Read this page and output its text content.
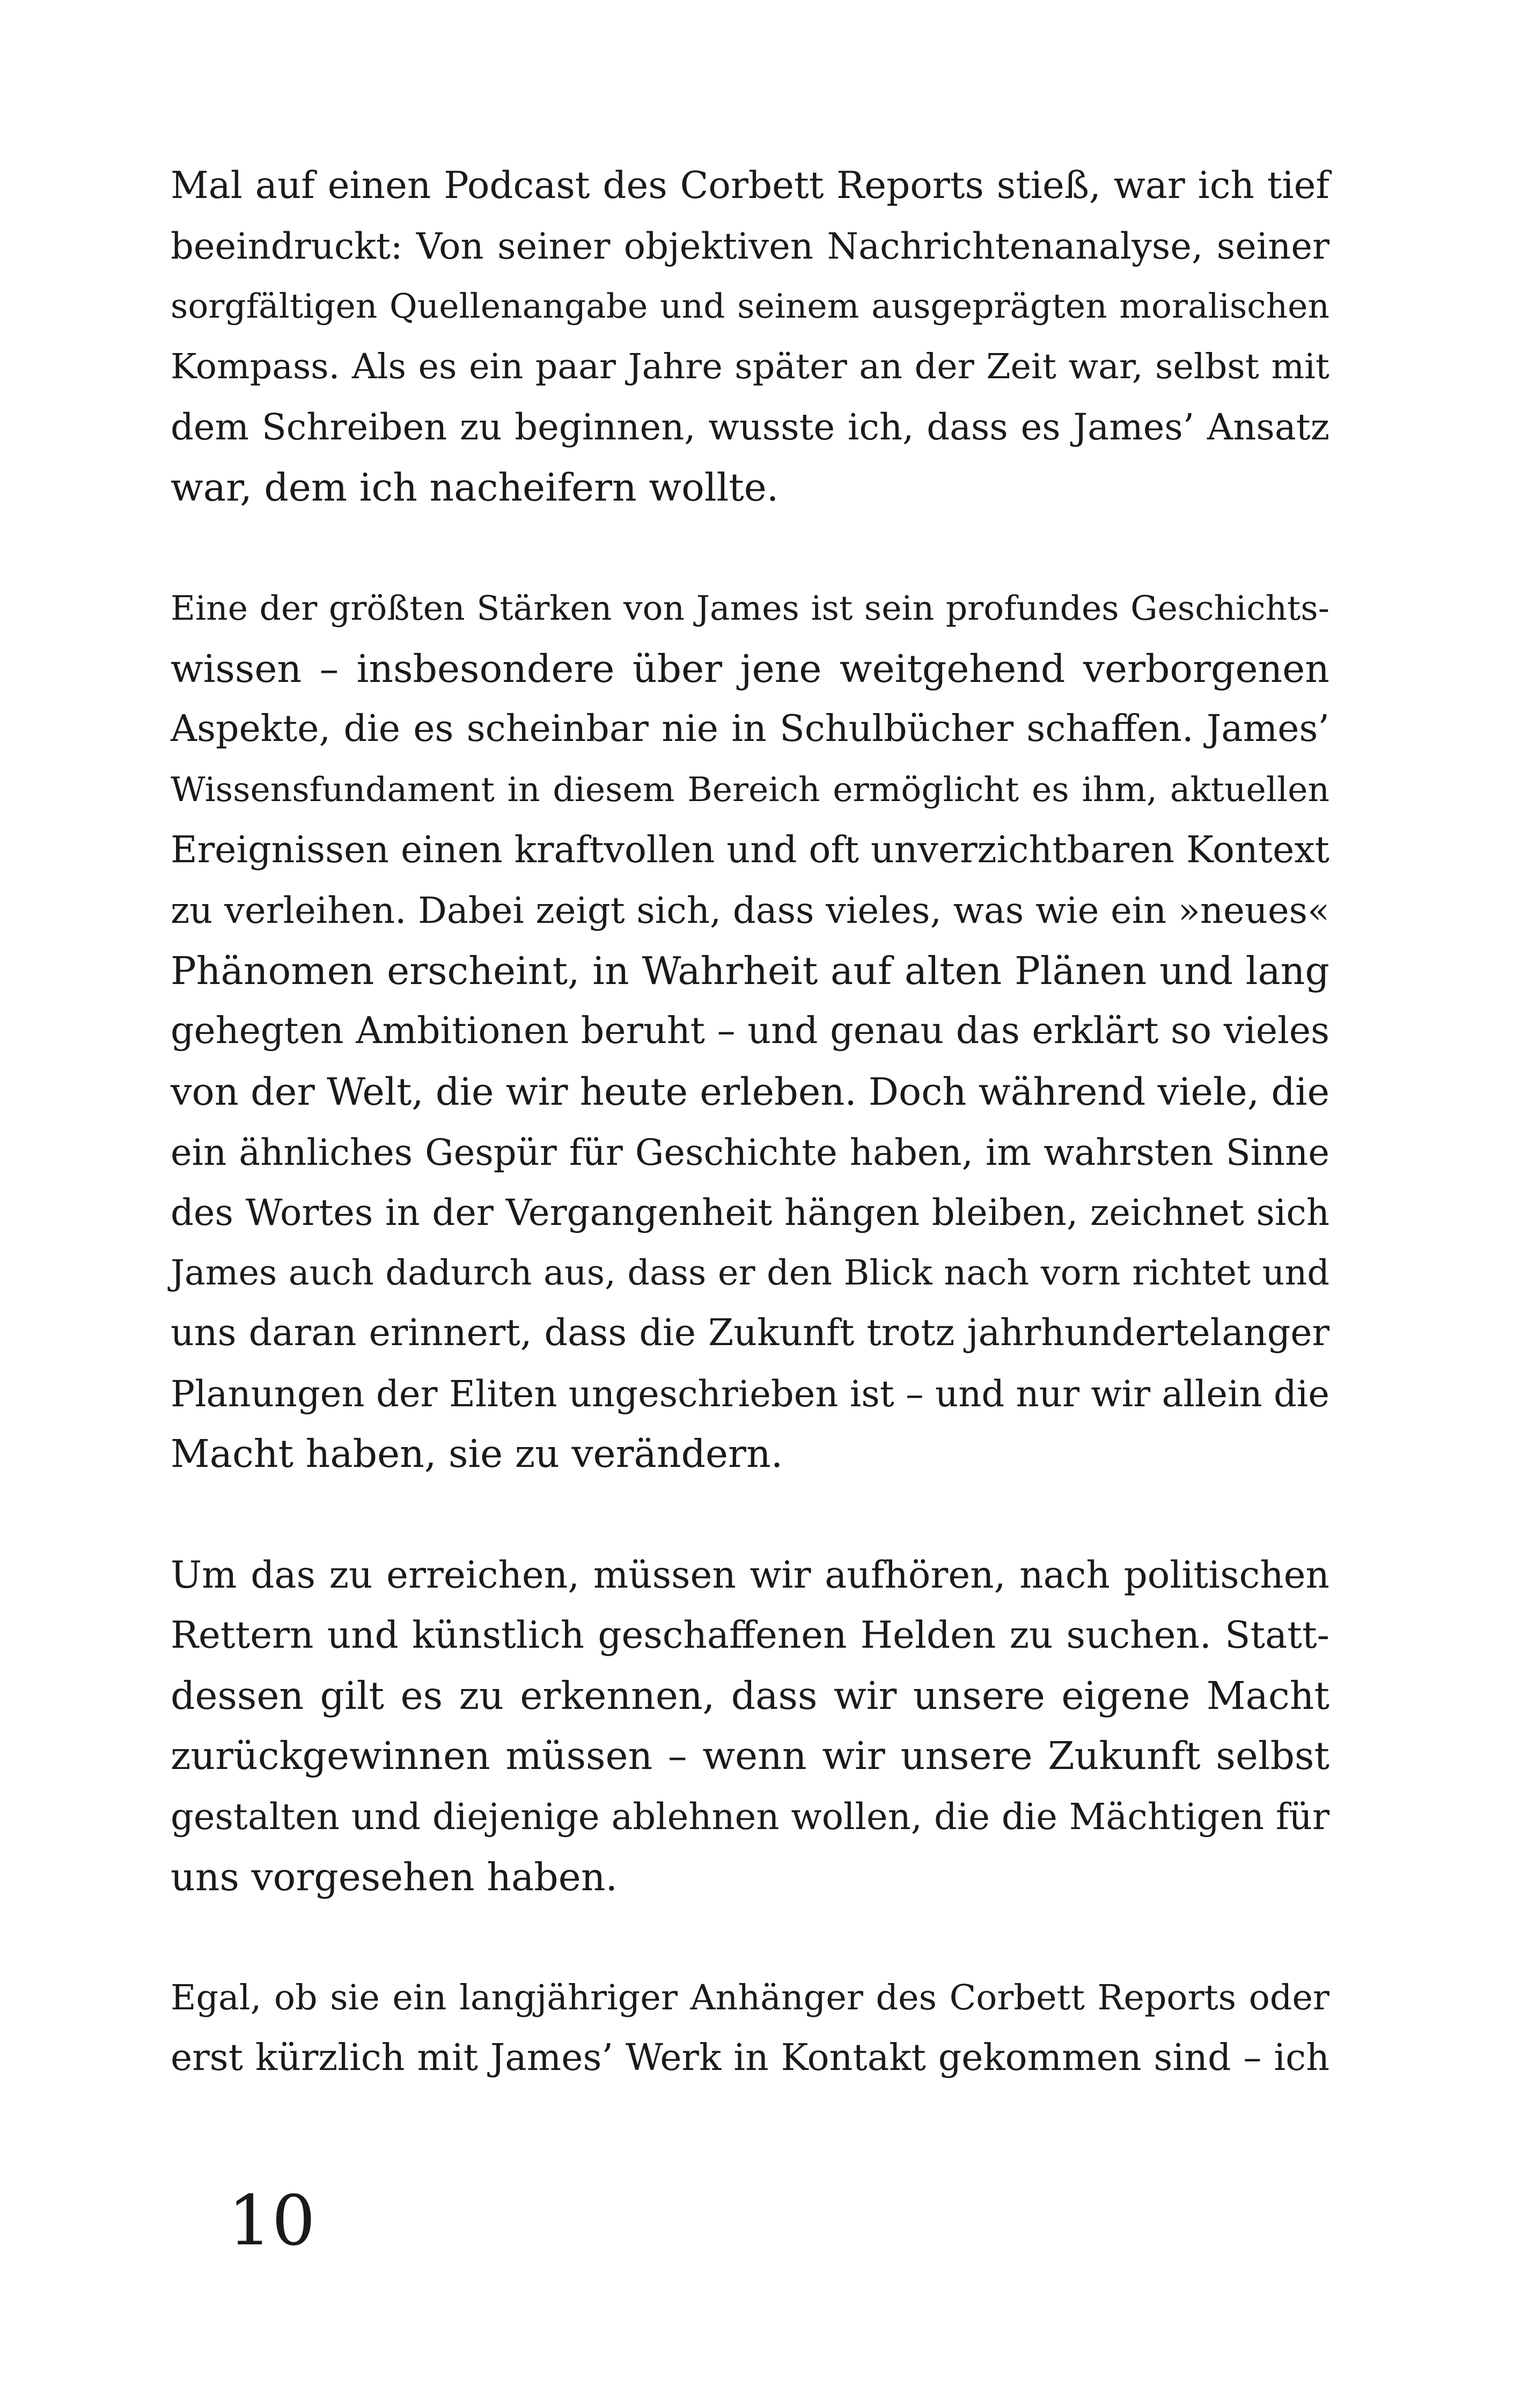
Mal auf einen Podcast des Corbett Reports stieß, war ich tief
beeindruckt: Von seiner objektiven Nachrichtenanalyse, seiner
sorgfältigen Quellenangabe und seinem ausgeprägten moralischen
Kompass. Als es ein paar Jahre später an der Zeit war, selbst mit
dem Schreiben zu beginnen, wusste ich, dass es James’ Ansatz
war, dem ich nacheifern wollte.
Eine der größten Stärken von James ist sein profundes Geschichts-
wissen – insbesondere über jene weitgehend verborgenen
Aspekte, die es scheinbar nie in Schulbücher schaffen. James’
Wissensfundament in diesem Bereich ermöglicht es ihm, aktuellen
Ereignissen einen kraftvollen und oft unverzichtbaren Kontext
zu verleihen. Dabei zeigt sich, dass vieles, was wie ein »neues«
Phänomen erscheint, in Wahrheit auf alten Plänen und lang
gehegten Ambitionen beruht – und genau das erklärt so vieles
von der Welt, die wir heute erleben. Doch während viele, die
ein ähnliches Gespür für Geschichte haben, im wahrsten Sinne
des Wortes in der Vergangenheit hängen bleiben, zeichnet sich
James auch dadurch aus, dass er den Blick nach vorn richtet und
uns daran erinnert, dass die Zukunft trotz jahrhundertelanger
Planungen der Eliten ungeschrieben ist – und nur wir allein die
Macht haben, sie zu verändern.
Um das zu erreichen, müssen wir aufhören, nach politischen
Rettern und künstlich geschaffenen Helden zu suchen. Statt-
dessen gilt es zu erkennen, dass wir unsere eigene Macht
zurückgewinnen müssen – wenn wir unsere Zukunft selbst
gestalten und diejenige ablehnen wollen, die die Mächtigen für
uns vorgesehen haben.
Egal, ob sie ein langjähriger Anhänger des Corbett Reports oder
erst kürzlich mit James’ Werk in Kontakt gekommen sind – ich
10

» **WRITTEN EXERCISE**
Reproduce each record above by retyping it exactly; omit all images.

» **WORKED SOLUTION**
Read this page and output its text content.
Mal auf einen Podcast des Corbett Reports stieß, war ich tief
beeindruckt: Von seiner objektiven Nachrichtenanalyse, seiner
sorgfältigen Quellenangabe und seinem ausgeprägten moralischen
Kompass. Als es ein paar Jahre später an der Zeit war, selbst mit
dem Schreiben zu beginnen, wusste ich, dass es James’ Ansatz
war, dem ich nacheifern wollte.
Eine der größten Stärken von James ist sein profundes Geschichts-
wissen – insbesondere über jene weitgehend verborgenen
Aspekte, die es scheinbar nie in Schulbücher schaffen. James’
Wissensfundament in diesem Bereich ermöglicht es ihm, aktuellen
Ereignissen einen kraftvollen und oft unverzichtbaren Kontext
zu verleihen. Dabei zeigt sich, dass vieles, was wie ein »neues«
Phänomen erscheint, in Wahrheit auf alten Plänen und lang
gehegten Ambitionen beruht – und genau das erklärt so vieles
von der Welt, die wir heute erleben. Doch während viele, die
ein ähnliches Gespür für Geschichte haben, im wahrsten Sinne
des Wortes in der Vergangenheit hängen bleiben, zeichnet sich
James auch dadurch aus, dass er den Blick nach vorn richtet und
uns daran erinnert, dass die Zukunft trotz jahrhundertelanger
Planungen der Eliten ungeschrieben ist – und nur wir allein die
Macht haben, sie zu verändern.
Um das zu erreichen, müssen wir aufhören, nach politischen
Rettern und künstlich geschaffenen Helden zu suchen. Statt-
dessen gilt es zu erkennen, dass wir unsere eigene Macht
zurückgewinnen müssen – wenn wir unsere Zukunft selbst
gestalten und diejenige ablehnen wollen, die die Mächtigen für
uns vorgesehen haben.
Egal, ob sie ein langjähriger Anhänger des Corbett Reports oder
erst kürzlich mit James’ Werk in Kontakt gekommen sind – ich
10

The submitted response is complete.